◆ WRITTEN TASK: Copy each line of the entries beneath that contains the word "label".
··· SUPPLIED DATA
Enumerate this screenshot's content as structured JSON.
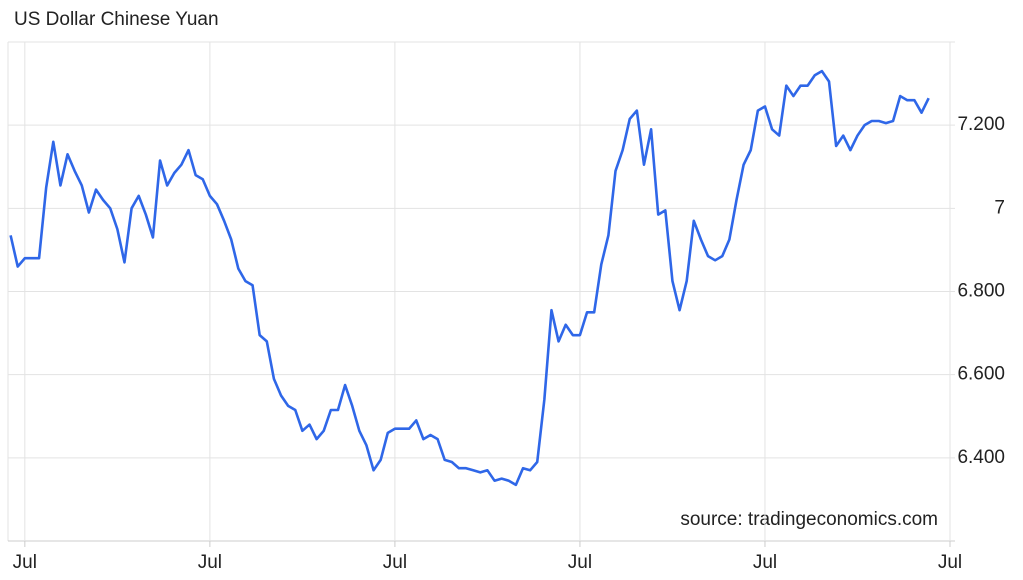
{
  "chart_data": {
    "type": "line",
    "title": "US Dollar Chinese Yuan",
    "annotation": "source: tradingeconomics.com",
    "color": "#2f67e8",
    "grid": true,
    "ylim": [
      6.2,
      7.4
    ],
    "yticks": [
      {
        "value": 6.4,
        "label": "6.400"
      },
      {
        "value": 6.6,
        "label": "6.600"
      },
      {
        "value": 6.8,
        "label": "6.800"
      },
      7,
      {
        "value": 7.2,
        "label": "7.200"
      }
    ],
    "categories": [
      null,
      null,
      "Jul",
      null,
      null,
      null,
      null,
      null,
      null,
      null,
      null,
      null,
      null,
      null,
      null,
      null,
      null,
      null,
      null,
      null,
      null,
      null,
      null,
      null,
      null,
      null,
      null,
      null,
      "Jul",
      null,
      null,
      null,
      null,
      null,
      null,
      null,
      null,
      null,
      null,
      null,
      null,
      null,
      null,
      null,
      null,
      null,
      null,
      null,
      null,
      null,
      null,
      null,
      null,
      null,
      "Jul",
      null,
      null,
      null,
      null,
      null,
      null,
      null,
      null,
      null,
      null,
      null,
      null,
      null,
      null,
      null,
      null,
      null,
      null,
      null,
      null,
      null,
      null,
      null,
      null,
      null,
      "Jul",
      null,
      null,
      null,
      null,
      null,
      null,
      null,
      null,
      null,
      null,
      null,
      null,
      null,
      null,
      null,
      null,
      null,
      null,
      null,
      null,
      null,
      null,
      null,
      null,
      null,
      "Jul",
      null,
      null,
      null,
      null,
      null,
      null,
      null,
      null,
      null,
      null,
      null,
      null,
      null,
      null,
      null,
      null,
      null,
      null,
      null,
      null,
      null,
      null,
      null,
      null,
      null,
      "Jul"
    ],
    "values": [
      6.935,
      6.86,
      6.88,
      6.88,
      6.88,
      7.05,
      7.16,
      7.055,
      7.13,
      7.09,
      7.055,
      6.99,
      7.045,
      7.02,
      7.0,
      6.95,
      6.87,
      7.0,
      7.03,
      6.985,
      6.93,
      7.115,
      7.055,
      7.085,
      7.105,
      7.14,
      7.08,
      7.07,
      7.03,
      7.01,
      6.97,
      6.925,
      6.855,
      6.825,
      6.815,
      6.695,
      6.68,
      6.59,
      6.55,
      6.525,
      6.515,
      6.465,
      6.48,
      6.445,
      6.465,
      6.515,
      6.515,
      6.575,
      6.525,
      6.465,
      6.43,
      6.37,
      6.395,
      6.46,
      6.47,
      6.47,
      6.47,
      6.49,
      6.445,
      6.455,
      6.445,
      6.395,
      6.39,
      6.375,
      6.375,
      6.37,
      6.365,
      6.37,
      6.345,
      6.35,
      6.345,
      6.335,
      6.375,
      6.37,
      6.39,
      6.54,
      6.755,
      6.68,
      6.72,
      6.695,
      6.695,
      6.75,
      6.75,
      6.865,
      6.935,
      7.09,
      7.14,
      7.215,
      7.235,
      7.105,
      7.19,
      6.985,
      6.995,
      6.825,
      6.755,
      6.825,
      6.97,
      6.925,
      6.885,
      6.875,
      6.885,
      6.925,
      7.02,
      7.105,
      7.14,
      7.235,
      7.245,
      7.19,
      7.175,
      7.295,
      7.27,
      7.295,
      7.295,
      7.32,
      7.33,
      7.305,
      7.15,
      7.175,
      7.14,
      7.175,
      7.2,
      7.21,
      7.21,
      7.205,
      7.21,
      7.27,
      7.26,
      7.26,
      7.23,
      7.265,
      null,
      null,
      null
    ]
  }
}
······
◆ ANSWER FOR THE TASK:
        "label": "6.400"
        "label": "6.600"
        "label": "6.800"
        "label": "7.200"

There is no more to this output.